>> START Dataset records

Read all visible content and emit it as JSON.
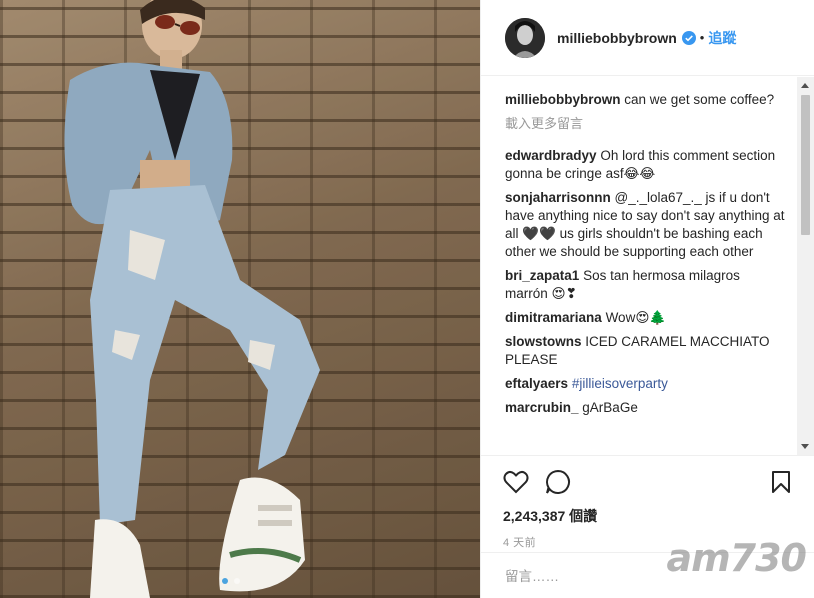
{
  "post": {
    "username": "milliebobbybrown",
    "follow_label": "追蹤",
    "dot": "•"
  },
  "comments": [
    {
      "user": "milliebobbybrown",
      "text": "can we get some coffee?"
    }
  ],
  "load_more": "載入更多留言",
  "replies": [
    {
      "user": "edwardbradyy",
      "text": "Oh lord this comment section gonna be cringe asf😂😂"
    },
    {
      "user": "sonjaharrisonnn",
      "text": "@_._lola67_._ js if u don't have anything nice to say don't say anything at all 🖤🖤 us girls shouldn't be bashing each other we should be supporting each other"
    },
    {
      "user": "bri_zapata1",
      "text": "Sos tan hermosa milagros marrón 😍❣"
    },
    {
      "user": "dimitramariana",
      "text": "Wow😍🌲"
    },
    {
      "user": "slowstowns",
      "text": "ICED CARAMEL MACCHIATO PLEASE"
    },
    {
      "user": "eftalyaers",
      "text": "",
      "hashtag": "#jillieisoverparty"
    },
    {
      "user": "marcrubin_",
      "text": "gArBaGe"
    }
  ],
  "likes": "2,243,387 個讚",
  "time": "4 天前",
  "add_comment_placeholder": "留言……",
  "watermark": "am730",
  "icons": {
    "like": "heart-icon",
    "comment": "comment-icon",
    "save": "bookmark-icon",
    "verified": "verified-badge-icon"
  },
  "colors": {
    "follow": "#3897f0",
    "hashtag": "#3b5998",
    "muted": "#999999"
  }
}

>> END Dataset records

◆ Work instructions ◆
Transcribe the whole listing, character for character, but not its images.

◆ The answer ◆
Read all visible content and emit it as JSON.
{
  "post": {
    "username": "milliebobbybrown",
    "follow_label": "追蹤",
    "dot": "•"
  },
  "comments": [
    {
      "user": "milliebobbybrown",
      "text": "can we get some coffee?"
    }
  ],
  "load_more": "載入更多留言",
  "replies": [
    {
      "user": "edwardbradyy",
      "text": "Oh lord this comment section gonna be cringe asf😂😂"
    },
    {
      "user": "sonjaharrisonnn",
      "text": "@_._lola67_._ js if u don't have anything nice to say don't say anything at all 🖤🖤 us girls shouldn't be bashing each other we should be supporting each other"
    },
    {
      "user": "bri_zapata1",
      "text": "Sos tan hermosa milagros marrón 😍❣"
    },
    {
      "user": "dimitramariana",
      "text": "Wow😍🌲"
    },
    {
      "user": "slowstowns",
      "text": "ICED CARAMEL MACCHIATO PLEASE"
    },
    {
      "user": "eftalyaers",
      "text": "",
      "hashtag": "#jillieisoverparty"
    },
    {
      "user": "marcrubin_",
      "text": "gArBaGe"
    }
  ],
  "likes": "2,243,387 個讚",
  "time": "4 天前",
  "add_comment_placeholder": "留言……",
  "watermark": "am730",
  "icons": {
    "like": "heart-icon",
    "comment": "comment-icon",
    "save": "bookmark-icon",
    "verified": "verified-badge-icon"
  },
  "colors": {
    "follow": "#3897f0",
    "hashtag": "#3b5998",
    "muted": "#999999"
  }
}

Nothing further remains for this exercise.